= WRITTEN EXERCISE 1 =
Answer these questions using the Danse FOTD thread:
(a) Which pigment does PrettyKitty say Jete is similar to?
(b) According to ette, what is her boyfriend doing?
(c) Besides the colors, what does lambee praise?
= WRITTEN EXERCISE 2 =
Decide whether each statement agrees with the Danse FOTD thread, and quote the words that settle it:
(a) PrettyKitty managed to get a good picture of her whole face.
(b) ette says all her friends are away.
(c) Fairybelle comments on the shading.
= WRITTEN EXERCISE 3 =
In one to three sentences, explain why ette concludes from the Danse FOTD thread that she doesn't need Jete.

# Danse FOTD



## PrettyKitty (Jan 6, 2007)

Sorry, the picture is so small and I couldn't get a good picture of my whole face!


----------



## ette (Jan 6, 2007)

Very pretty! Long time no talk - how are you? How do you like Jete?


----------



## hyperRealGurl (Jan 6, 2007)

danse looks amazing on u


----------



## PrettyKitty (Jan 6, 2007)

Quote:

   Originally Posted by *ette* 

 
_Very pretty! Long time no talk - how are you? How do you like Jete?_

 
Thanks! Fine, you?

I love it, but it's similar to Goldenaire (and I love this pigment!).


----------



## Shimmer (Jan 6, 2007)

WOOOOW!! Nicely done!


----------



## ette (Jan 6, 2007)

Quote:

   Originally Posted by *PrettyKitty* 

 
_Thanks! Fine, you?

I love it, but it's similar to Goldenaire (and I love this pigment!)._

 
Ooh I own Goldenaire, so I guess I don't need it.
I'm okay, bored though. All my friends are away and my boyfriend is just playing video games or something stupidly manish like that.


----------



## Fairybelle (Jan 6, 2007)

You are so beautiful!  Nice job--your shading is so artfully done to perfection!!


----------



## lambee (Jan 6, 2007)

Gorgeous colors and they complement you well.  Your blending is perfect.


----------



## deathcabber (Jan 6, 2007)

= DATASET ROWS =
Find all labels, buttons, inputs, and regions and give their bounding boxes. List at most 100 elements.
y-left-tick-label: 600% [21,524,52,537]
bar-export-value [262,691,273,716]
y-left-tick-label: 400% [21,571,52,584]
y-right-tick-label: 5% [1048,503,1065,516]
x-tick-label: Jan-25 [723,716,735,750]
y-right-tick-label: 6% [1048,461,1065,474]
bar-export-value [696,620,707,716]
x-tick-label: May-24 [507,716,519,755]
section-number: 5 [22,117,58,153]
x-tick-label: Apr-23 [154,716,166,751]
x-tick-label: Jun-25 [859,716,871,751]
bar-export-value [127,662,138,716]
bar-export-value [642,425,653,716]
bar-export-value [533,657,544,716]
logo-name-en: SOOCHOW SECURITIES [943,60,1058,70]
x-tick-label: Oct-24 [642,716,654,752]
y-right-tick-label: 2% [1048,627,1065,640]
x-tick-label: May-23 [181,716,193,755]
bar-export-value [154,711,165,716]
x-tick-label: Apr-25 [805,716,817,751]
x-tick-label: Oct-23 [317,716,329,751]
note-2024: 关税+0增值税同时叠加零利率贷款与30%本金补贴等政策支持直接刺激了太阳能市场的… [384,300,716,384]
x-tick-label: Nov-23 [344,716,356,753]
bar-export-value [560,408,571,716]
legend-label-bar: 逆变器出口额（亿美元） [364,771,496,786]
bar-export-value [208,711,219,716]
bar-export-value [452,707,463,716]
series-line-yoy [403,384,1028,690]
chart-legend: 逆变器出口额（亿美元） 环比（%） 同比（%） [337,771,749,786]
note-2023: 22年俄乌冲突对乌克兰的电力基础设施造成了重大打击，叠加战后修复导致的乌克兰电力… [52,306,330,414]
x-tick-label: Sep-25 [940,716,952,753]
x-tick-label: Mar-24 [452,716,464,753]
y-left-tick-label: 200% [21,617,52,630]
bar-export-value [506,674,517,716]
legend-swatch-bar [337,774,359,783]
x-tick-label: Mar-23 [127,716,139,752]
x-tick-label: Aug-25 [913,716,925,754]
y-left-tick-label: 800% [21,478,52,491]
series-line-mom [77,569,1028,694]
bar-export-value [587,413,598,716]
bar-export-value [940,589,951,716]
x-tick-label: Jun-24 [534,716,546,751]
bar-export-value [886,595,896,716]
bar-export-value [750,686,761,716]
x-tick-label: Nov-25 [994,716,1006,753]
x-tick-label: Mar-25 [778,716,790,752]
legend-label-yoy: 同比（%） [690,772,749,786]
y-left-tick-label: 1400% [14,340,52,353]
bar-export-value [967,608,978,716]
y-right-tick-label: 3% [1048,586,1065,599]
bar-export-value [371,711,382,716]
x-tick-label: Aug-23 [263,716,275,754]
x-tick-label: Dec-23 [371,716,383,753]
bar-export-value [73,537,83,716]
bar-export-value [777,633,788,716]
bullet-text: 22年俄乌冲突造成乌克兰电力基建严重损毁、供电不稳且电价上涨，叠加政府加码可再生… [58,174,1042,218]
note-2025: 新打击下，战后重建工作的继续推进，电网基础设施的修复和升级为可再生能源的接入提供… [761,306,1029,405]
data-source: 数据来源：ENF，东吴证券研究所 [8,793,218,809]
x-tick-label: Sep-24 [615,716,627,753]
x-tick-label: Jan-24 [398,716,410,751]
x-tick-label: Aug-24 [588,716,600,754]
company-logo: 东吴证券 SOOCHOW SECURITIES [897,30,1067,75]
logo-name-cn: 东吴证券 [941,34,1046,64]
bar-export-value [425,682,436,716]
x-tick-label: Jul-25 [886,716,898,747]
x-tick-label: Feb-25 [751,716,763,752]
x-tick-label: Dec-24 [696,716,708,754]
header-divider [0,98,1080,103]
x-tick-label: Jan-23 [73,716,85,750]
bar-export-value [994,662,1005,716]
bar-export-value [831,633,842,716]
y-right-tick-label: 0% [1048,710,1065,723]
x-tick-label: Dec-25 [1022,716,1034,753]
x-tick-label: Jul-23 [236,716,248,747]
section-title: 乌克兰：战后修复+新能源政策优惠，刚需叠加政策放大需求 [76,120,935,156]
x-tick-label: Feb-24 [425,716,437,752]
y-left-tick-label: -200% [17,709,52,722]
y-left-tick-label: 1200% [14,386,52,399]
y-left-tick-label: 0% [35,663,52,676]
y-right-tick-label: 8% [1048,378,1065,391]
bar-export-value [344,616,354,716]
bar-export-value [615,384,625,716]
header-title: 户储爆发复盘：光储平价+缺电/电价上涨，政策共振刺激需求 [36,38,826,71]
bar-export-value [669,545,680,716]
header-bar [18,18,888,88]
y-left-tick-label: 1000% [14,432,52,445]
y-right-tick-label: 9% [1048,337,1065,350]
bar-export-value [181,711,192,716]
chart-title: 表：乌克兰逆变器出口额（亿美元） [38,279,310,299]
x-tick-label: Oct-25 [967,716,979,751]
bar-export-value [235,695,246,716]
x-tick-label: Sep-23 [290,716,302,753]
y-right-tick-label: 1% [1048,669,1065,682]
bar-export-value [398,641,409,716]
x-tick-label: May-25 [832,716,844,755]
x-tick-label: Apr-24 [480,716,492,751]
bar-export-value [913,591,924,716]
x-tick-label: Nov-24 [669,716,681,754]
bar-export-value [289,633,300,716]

= WRITTEN SOLUTION 1 =
(a) Goldenaire
(b) Playing video games
(c) The blending

= WRITTEN SOLUTION 2 =
(a) No: "I couldn't get a good picture of my whole face!"
(b) Yes: "All my friends are away"
(c) Yes: "your shading is so artfully done to perfection!!"

= WRITTEN SOLUTION 3 =
PrettyKitty says Jete is similar to Goldenaire. ette already owns Goldenaire, so she decides she doesn't need Jete.